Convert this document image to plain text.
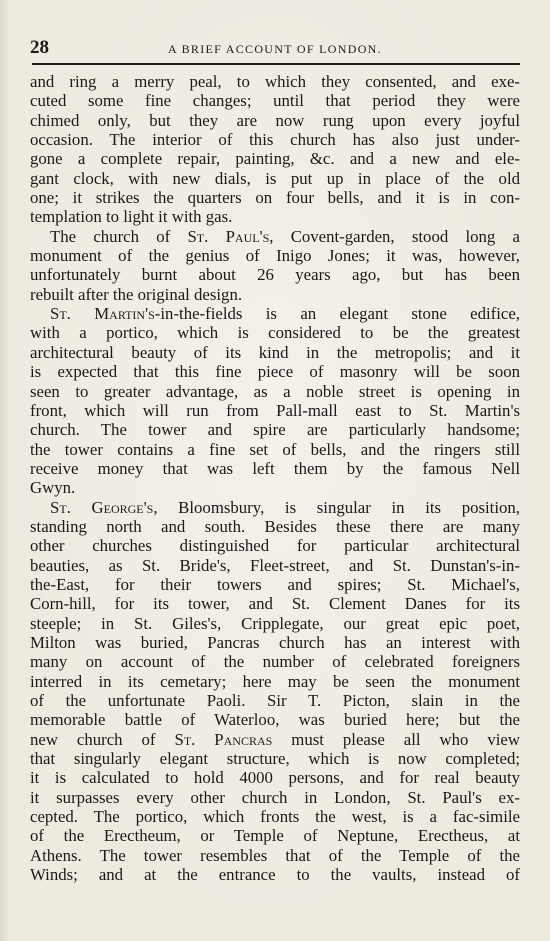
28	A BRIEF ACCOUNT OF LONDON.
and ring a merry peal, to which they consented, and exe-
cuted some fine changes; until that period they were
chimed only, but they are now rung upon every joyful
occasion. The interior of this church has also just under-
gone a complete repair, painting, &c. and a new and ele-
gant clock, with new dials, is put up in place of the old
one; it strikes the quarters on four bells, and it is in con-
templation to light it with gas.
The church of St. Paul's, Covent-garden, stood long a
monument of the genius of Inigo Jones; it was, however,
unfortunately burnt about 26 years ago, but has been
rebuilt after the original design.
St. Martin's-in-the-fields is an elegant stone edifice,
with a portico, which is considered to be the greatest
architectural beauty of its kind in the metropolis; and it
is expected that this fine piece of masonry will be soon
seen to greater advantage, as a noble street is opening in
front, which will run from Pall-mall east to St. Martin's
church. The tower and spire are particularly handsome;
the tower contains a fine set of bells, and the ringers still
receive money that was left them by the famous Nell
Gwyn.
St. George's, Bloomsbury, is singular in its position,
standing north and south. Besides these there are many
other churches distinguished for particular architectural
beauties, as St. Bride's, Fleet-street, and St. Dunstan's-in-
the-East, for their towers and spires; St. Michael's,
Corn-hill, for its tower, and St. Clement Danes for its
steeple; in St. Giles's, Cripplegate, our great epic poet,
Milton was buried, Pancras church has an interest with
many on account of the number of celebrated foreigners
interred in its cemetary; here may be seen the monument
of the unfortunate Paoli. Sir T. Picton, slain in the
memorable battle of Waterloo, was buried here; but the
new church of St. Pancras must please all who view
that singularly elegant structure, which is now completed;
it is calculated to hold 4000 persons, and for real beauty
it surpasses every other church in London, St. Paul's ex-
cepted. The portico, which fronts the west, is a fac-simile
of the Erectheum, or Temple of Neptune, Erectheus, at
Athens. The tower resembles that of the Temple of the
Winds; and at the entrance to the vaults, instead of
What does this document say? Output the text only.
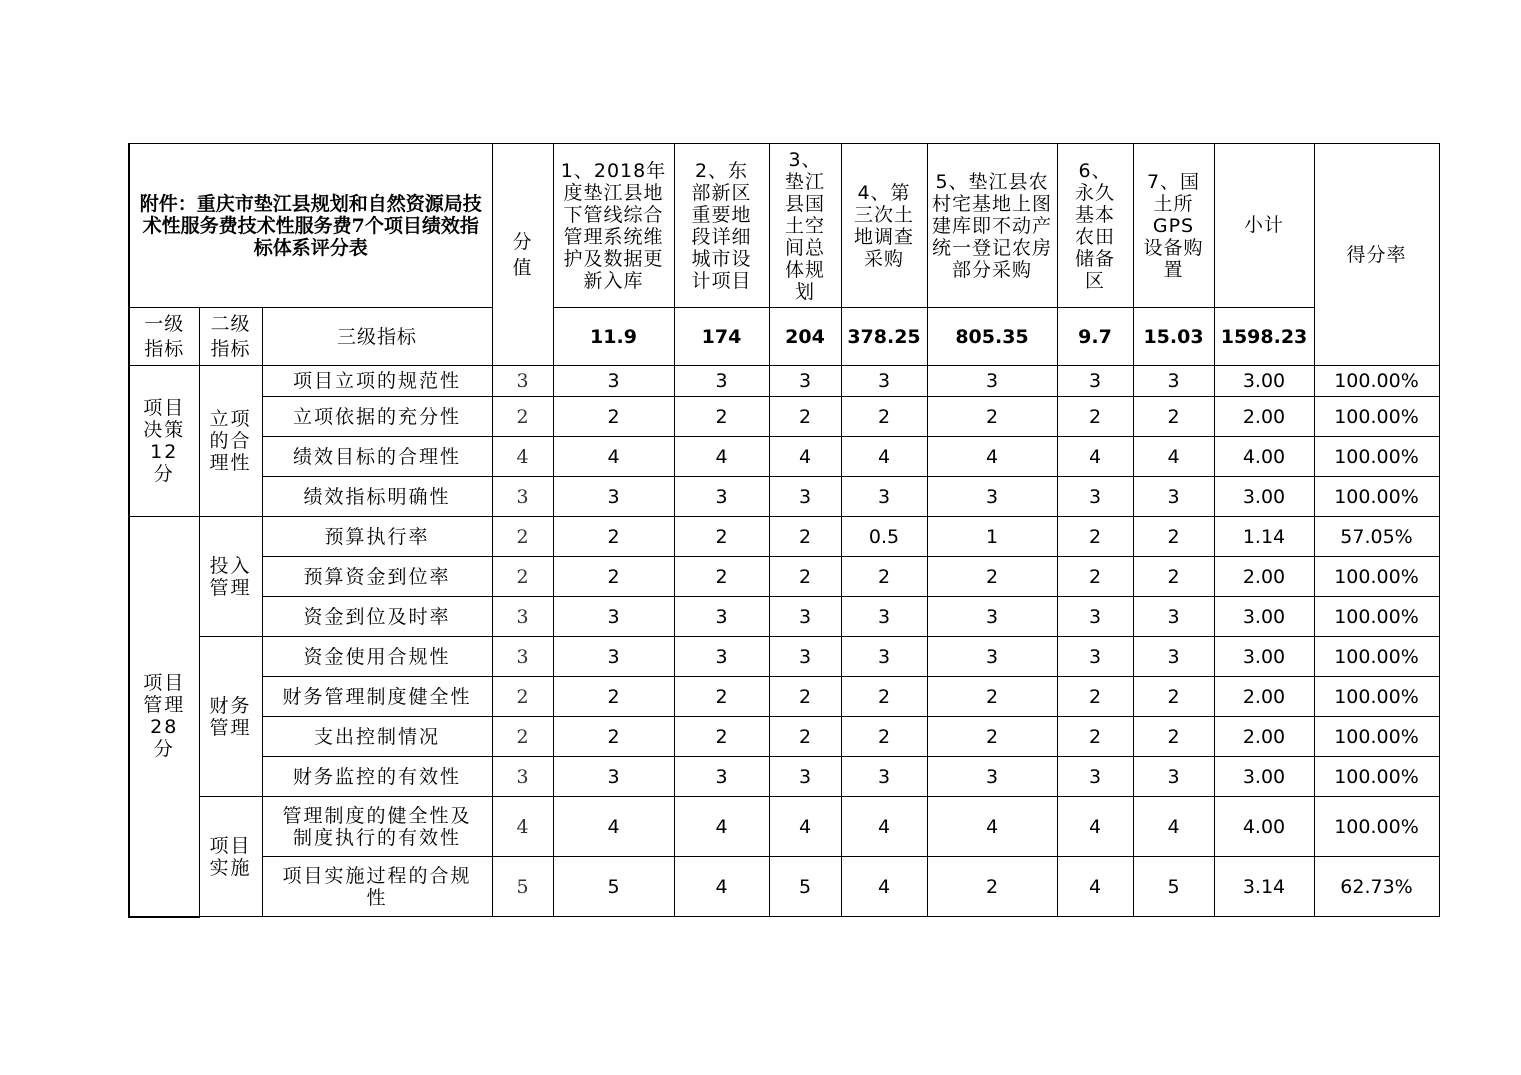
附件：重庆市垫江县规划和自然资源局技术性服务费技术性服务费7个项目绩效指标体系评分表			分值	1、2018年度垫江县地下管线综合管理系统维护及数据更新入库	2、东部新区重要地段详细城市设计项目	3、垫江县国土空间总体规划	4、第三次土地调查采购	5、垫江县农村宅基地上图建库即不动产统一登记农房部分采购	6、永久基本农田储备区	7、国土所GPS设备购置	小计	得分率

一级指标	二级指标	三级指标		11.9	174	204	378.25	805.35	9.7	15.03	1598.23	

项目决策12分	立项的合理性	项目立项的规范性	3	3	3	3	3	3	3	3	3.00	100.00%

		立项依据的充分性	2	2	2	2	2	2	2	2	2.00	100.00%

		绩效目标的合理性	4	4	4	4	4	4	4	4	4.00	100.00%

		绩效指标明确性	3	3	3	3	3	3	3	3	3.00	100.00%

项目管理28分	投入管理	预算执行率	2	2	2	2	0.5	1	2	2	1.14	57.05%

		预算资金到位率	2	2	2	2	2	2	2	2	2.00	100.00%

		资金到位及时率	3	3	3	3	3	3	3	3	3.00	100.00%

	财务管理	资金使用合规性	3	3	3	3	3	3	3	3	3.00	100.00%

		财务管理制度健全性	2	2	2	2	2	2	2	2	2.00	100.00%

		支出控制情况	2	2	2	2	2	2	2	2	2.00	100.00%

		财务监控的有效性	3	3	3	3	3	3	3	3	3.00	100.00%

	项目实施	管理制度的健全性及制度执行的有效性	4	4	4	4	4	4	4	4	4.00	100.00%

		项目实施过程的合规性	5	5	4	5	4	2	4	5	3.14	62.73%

* DIRECTIONS *
Show each line of the listing that holds the string "monument".

* ANSWER TO THIS PROBLEM *
monument of the genius of Inigo Jones; it was, however,
interred in its cemetary; here may be seen the monument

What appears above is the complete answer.